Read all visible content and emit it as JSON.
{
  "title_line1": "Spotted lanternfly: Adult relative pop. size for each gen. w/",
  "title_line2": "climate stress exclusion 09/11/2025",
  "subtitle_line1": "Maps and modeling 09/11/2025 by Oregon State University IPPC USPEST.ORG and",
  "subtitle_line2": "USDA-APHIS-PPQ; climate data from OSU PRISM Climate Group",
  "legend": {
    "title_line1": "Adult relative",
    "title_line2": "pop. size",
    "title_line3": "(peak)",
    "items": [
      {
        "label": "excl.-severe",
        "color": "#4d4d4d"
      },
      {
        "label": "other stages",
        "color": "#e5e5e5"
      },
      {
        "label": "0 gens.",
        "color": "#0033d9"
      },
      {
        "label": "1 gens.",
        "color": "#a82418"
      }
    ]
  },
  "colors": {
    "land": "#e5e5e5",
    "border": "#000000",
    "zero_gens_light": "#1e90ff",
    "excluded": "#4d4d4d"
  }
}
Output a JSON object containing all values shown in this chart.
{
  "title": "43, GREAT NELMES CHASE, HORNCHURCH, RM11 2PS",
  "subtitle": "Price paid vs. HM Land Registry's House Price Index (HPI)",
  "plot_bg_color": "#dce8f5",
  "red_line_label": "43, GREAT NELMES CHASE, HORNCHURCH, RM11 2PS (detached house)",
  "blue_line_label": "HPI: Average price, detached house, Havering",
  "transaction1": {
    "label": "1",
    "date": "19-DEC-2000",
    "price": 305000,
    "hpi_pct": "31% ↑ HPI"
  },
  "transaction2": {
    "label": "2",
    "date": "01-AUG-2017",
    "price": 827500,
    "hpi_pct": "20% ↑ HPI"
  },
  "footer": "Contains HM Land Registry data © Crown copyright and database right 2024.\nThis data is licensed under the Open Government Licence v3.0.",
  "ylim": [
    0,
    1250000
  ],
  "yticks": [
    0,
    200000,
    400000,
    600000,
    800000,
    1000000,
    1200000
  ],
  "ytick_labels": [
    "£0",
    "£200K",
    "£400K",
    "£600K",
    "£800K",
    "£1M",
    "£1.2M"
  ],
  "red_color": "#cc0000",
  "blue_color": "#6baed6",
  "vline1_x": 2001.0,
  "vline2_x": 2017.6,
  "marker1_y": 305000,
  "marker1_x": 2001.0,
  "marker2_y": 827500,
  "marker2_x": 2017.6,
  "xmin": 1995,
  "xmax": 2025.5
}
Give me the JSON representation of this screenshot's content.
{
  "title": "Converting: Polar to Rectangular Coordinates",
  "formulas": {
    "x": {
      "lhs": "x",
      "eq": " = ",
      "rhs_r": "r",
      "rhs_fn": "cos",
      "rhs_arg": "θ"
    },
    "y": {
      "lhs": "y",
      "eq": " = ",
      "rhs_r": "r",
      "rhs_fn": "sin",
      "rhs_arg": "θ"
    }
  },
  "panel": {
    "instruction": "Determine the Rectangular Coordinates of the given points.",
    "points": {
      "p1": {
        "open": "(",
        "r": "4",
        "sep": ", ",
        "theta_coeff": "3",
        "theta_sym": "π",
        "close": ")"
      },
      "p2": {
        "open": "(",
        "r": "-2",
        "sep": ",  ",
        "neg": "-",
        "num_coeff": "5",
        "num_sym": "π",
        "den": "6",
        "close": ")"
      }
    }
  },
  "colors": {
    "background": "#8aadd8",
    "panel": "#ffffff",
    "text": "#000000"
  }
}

■ **WORK TO DO**
Among the lines of the data, identify those with the word "Adult". Copy each of them.

■ **OUTPUT OF THE EXERCISE**
  "title_line1": "Spotted lanternfly: Adult relative pop. size for each gen. w/",
    "title_line1": "Adult relative",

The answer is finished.